▶ **LISTED RECORDS**:

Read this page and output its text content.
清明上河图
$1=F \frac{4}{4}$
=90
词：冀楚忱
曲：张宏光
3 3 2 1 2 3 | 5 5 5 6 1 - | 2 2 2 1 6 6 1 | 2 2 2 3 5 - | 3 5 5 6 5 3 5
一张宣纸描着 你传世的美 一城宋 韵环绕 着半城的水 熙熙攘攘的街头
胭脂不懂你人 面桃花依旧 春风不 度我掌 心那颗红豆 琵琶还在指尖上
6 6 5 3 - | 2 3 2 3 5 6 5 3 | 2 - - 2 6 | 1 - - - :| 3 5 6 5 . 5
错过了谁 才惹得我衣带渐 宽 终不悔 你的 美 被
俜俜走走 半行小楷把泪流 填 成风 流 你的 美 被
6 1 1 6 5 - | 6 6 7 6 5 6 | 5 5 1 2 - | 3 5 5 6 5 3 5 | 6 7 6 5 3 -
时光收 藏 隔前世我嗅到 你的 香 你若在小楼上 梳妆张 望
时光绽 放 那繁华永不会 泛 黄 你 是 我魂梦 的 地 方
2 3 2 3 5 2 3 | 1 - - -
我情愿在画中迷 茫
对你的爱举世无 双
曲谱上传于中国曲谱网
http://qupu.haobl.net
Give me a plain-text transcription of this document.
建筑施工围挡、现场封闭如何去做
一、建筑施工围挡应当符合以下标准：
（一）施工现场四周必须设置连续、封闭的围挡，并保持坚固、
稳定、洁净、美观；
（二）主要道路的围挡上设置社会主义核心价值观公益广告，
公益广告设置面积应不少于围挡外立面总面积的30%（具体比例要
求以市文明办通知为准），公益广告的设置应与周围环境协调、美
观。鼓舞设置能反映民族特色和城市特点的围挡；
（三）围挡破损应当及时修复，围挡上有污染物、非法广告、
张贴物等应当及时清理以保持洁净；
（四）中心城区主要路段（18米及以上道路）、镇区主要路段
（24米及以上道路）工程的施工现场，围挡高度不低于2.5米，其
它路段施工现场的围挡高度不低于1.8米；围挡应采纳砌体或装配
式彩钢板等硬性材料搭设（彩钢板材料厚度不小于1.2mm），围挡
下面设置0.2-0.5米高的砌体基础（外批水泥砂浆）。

▶ **REQUIREMENT**: Return only the number of lines in the entries that contain the string "this".

▶ **ANSWER TO THE PROBLEM**: 2